Search the listing for the string "JSON" and copy every line that contains it.

----------------------------------------

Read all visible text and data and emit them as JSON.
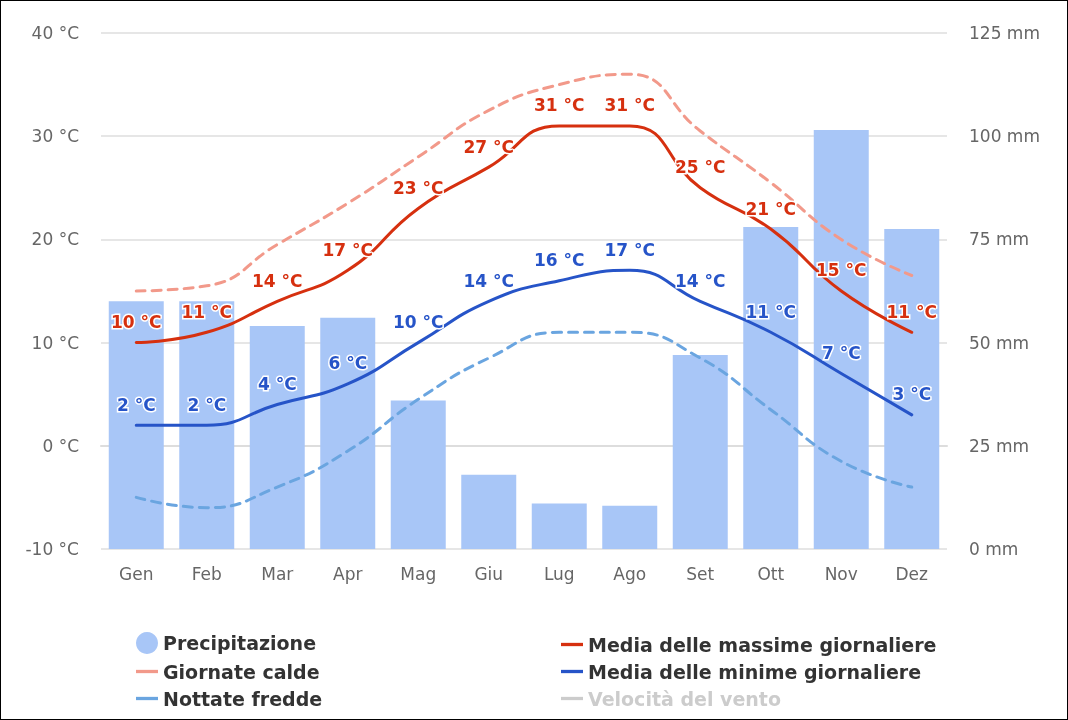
{
  "chart_data": {
    "type": "line",
    "categories": [
      "Gen",
      "Feb",
      "Mar",
      "Apr",
      "Mag",
      "Giu",
      "Lug",
      "Ago",
      "Set",
      "Ott",
      "Nov",
      "Dez"
    ],
    "ylim": [
      -10,
      40
    ],
    "yticks": [
      {
        "value": -10,
        "label": "-10 °C"
      },
      {
        "value": 0,
        "label": "0 °C"
      },
      {
        "value": 10,
        "label": "10 °C"
      },
      {
        "value": 20,
        "label": "20 °C"
      },
      {
        "value": 30,
        "label": "30 °C"
      },
      {
        "value": 40,
        "label": "40 °C"
      }
    ],
    "y2lim": [
      0,
      125
    ],
    "y2ticks": [
      {
        "value": 0,
        "label": "0 mm"
      },
      {
        "value": 25,
        "label": "25 mm"
      },
      {
        "value": 50,
        "label": "50 mm"
      },
      {
        "value": 75,
        "label": "75 mm"
      },
      {
        "value": 100,
        "label": "100 mm"
      },
      {
        "value": 125,
        "label": "125 mm"
      }
    ],
    "grid": "y",
    "legend": "bottom",
    "series": [
      {
        "name": "Precipitazione",
        "type": "bar",
        "axis": "y2",
        "color": "#a8c6f7",
        "values": [
          60,
          60,
          54,
          56,
          36,
          18,
          11,
          10.5,
          47,
          78,
          101.5,
          77.5
        ]
      },
      {
        "name": "Giornate calde",
        "color": "#f2998a",
        "line_style": "dashed",
        "values": [
          15,
          15.5,
          19.5,
          23.5,
          28,
          32.5,
          35,
          36,
          30.5,
          25.5,
          20,
          16.5
        ]
      },
      {
        "name": "Nottate fredde",
        "color": "#6aa5e0",
        "line_style": "dashed",
        "values": [
          -5,
          -6,
          -4,
          -0.5,
          4.5,
          8.5,
          11,
          11,
          8.5,
          3.5,
          -1.5,
          -4
        ]
      },
      {
        "name": "Media delle massime giornaliere",
        "color": "#d6300f",
        "line_style": "solid",
        "values": [
          10,
          11,
          14,
          17,
          23,
          27,
          31,
          31,
          25,
          21,
          15,
          11
        ],
        "value_labels": [
          "10 °C",
          "11 °C",
          "14 °C",
          "17 °C",
          "23 °C",
          "27 °C",
          "31 °C",
          "31 °C",
          "25 °C",
          "21 °C",
          "15 °C",
          "11 °C"
        ]
      },
      {
        "name": "Media delle minime giornaliere",
        "color": "#2654c8",
        "line_style": "solid",
        "values": [
          2,
          2,
          4,
          6,
          10,
          14,
          16,
          17,
          14,
          11,
          7,
          3
        ],
        "value_labels": [
          "2 °C",
          "2 °C",
          "4 °C",
          "6 °C",
          "10 °C",
          "14 °C",
          "16 °C",
          "17 °C",
          "14 °C",
          "11 °C",
          "7 °C",
          "3 °C"
        ]
      },
      {
        "name": "Velocità del vento",
        "color": "#cccccc",
        "line_style": "solid",
        "values": [
          null,
          null,
          null,
          null,
          null,
          null,
          null,
          null,
          null,
          null,
          null,
          null
        ]
      }
    ]
  }
}
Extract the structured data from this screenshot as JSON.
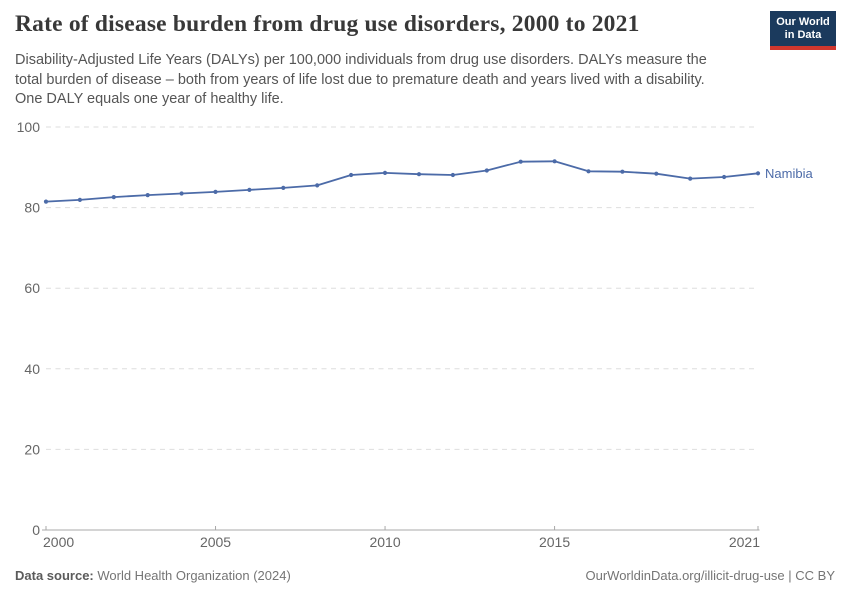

----------------------------------------

*Final result*.
Read all visible text and data and emit them as JSON.
Extract the structured data from this screenshot as JSON.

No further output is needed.